Instructions to follow:
Leave out the pictures and transcribe the rest of the records exactly.

Items:
------------------------

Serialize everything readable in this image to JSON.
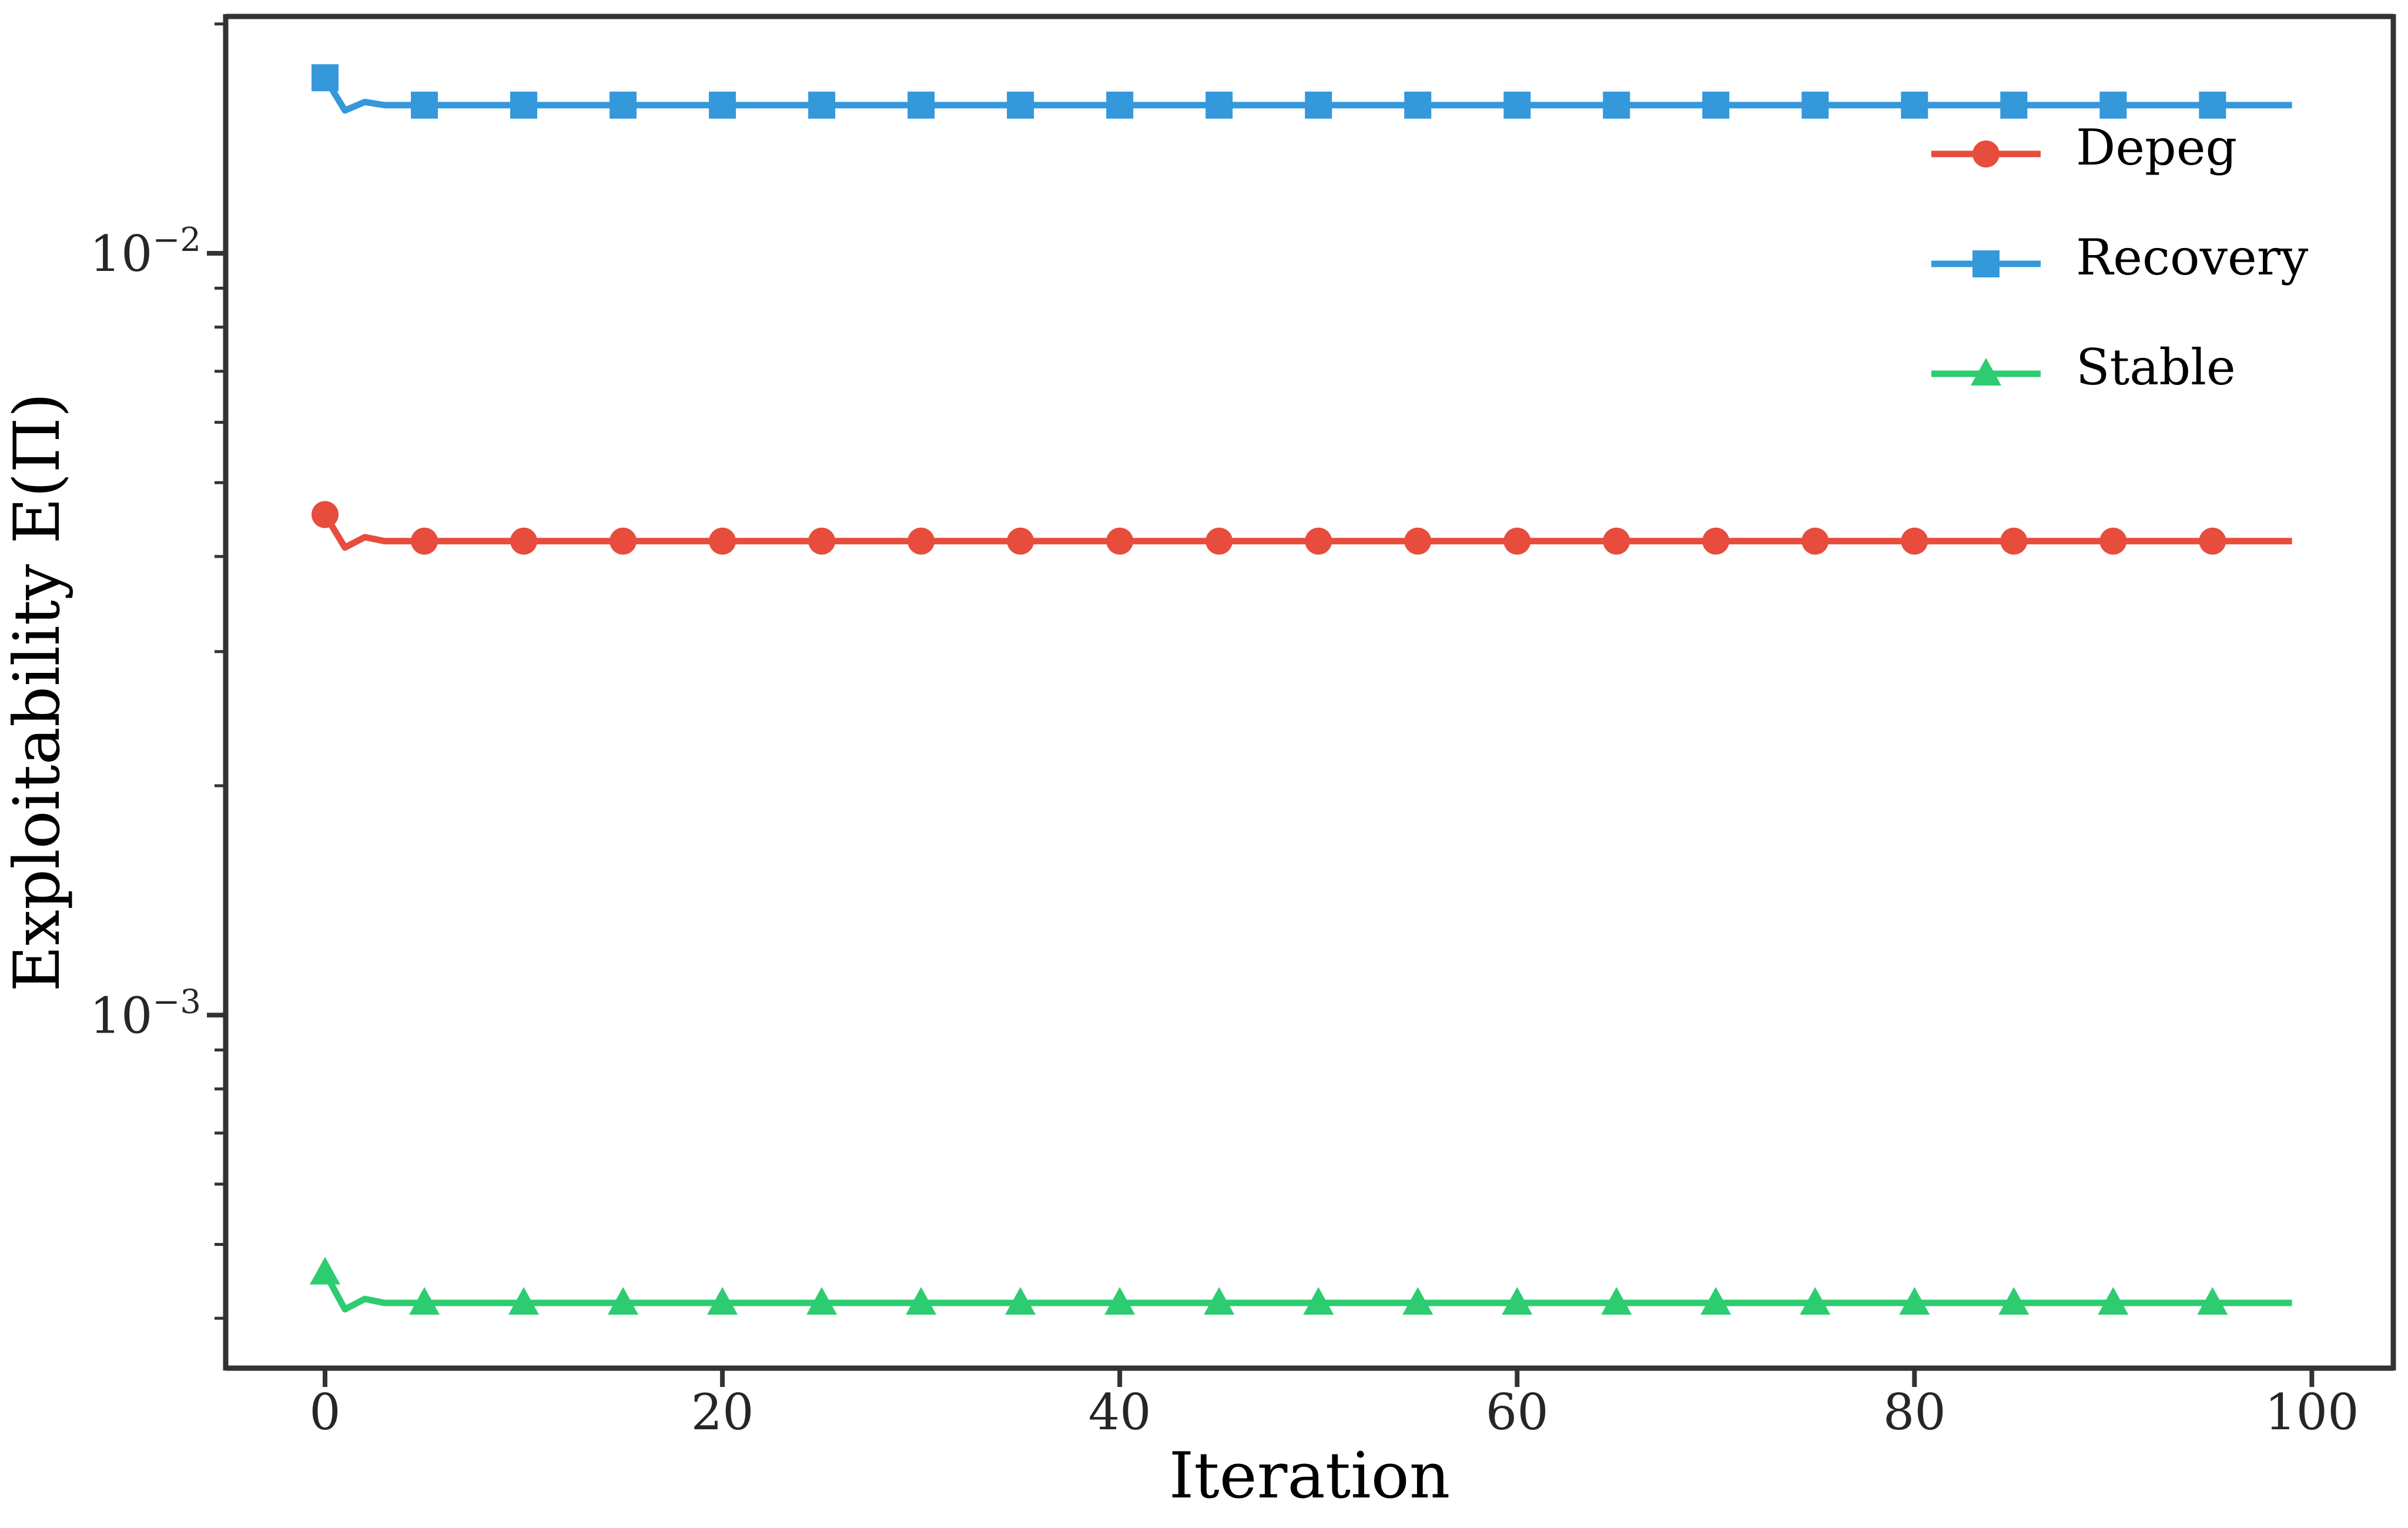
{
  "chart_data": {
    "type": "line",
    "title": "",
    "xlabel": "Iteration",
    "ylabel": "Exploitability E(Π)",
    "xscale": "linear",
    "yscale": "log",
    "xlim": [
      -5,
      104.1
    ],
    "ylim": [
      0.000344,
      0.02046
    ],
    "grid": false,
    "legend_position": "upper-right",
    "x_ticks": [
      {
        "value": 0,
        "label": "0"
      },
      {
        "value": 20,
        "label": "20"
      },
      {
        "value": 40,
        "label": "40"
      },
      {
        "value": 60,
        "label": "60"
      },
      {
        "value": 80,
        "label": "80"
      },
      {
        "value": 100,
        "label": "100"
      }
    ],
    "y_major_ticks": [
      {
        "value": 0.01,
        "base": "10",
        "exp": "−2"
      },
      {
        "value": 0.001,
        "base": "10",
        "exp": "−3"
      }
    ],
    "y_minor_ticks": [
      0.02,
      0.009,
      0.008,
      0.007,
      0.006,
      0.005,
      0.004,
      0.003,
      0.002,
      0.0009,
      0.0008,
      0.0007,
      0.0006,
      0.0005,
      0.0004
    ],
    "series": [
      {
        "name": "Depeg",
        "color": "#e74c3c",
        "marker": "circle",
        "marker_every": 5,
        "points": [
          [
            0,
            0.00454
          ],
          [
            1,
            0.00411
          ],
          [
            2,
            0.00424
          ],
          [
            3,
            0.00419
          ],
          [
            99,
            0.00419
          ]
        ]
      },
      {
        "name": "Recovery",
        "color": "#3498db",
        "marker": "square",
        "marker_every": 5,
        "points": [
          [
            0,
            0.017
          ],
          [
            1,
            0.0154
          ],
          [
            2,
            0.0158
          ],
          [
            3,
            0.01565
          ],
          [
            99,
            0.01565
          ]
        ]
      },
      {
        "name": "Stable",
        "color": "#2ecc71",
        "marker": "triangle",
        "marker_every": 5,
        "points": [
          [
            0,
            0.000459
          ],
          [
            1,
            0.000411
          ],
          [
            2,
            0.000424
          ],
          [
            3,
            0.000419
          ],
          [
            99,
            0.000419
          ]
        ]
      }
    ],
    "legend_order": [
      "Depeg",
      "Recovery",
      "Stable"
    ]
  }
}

------------------------

Full solution:
Serialize everything readable in this image to JSON.
{
  "chart_data": {
    "type": "line",
    "title": "",
    "xlabel": "Iteration",
    "ylabel": "Exploitability E(Π)",
    "xscale": "linear",
    "yscale": "log",
    "xlim": [
      -5,
      104.1
    ],
    "ylim": [
      0.000344,
      0.02046
    ],
    "grid": false,
    "legend_position": "upper-right",
    "x_ticks": [
      {
        "value": 0,
        "label": "0"
      },
      {
        "value": 20,
        "label": "20"
      },
      {
        "value": 40,
        "label": "40"
      },
      {
        "value": 60,
        "label": "60"
      },
      {
        "value": 80,
        "label": "80"
      },
      {
        "value": 100,
        "label": "100"
      }
    ],
    "y_major_ticks": [
      {
        "value": 0.01,
        "base": "10",
        "exp": "−2"
      },
      {
        "value": 0.001,
        "base": "10",
        "exp": "−3"
      }
    ],
    "y_minor_ticks": [
      0.02,
      0.009,
      0.008,
      0.007,
      0.006,
      0.005,
      0.004,
      0.003,
      0.002,
      0.0009,
      0.0008,
      0.0007,
      0.0006,
      0.0005,
      0.0004
    ],
    "series": [
      {
        "name": "Depeg",
        "color": "#e74c3c",
        "marker": "circle",
        "marker_every": 5,
        "points": [
          [
            0,
            0.00454
          ],
          [
            1,
            0.00411
          ],
          [
            2,
            0.00424
          ],
          [
            3,
            0.00419
          ],
          [
            99,
            0.00419
          ]
        ]
      },
      {
        "name": "Recovery",
        "color": "#3498db",
        "marker": "square",
        "marker_every": 5,
        "points": [
          [
            0,
            0.017
          ],
          [
            1,
            0.0154
          ],
          [
            2,
            0.0158
          ],
          [
            3,
            0.01565
          ],
          [
            99,
            0.01565
          ]
        ]
      },
      {
        "name": "Stable",
        "color": "#2ecc71",
        "marker": "triangle",
        "marker_every": 5,
        "points": [
          [
            0,
            0.000459
          ],
          [
            1,
            0.000411
          ],
          [
            2,
            0.000424
          ],
          [
            3,
            0.000419
          ],
          [
            99,
            0.000419
          ]
        ]
      }
    ],
    "legend_order": [
      "Depeg",
      "Recovery",
      "Stable"
    ]
  }
}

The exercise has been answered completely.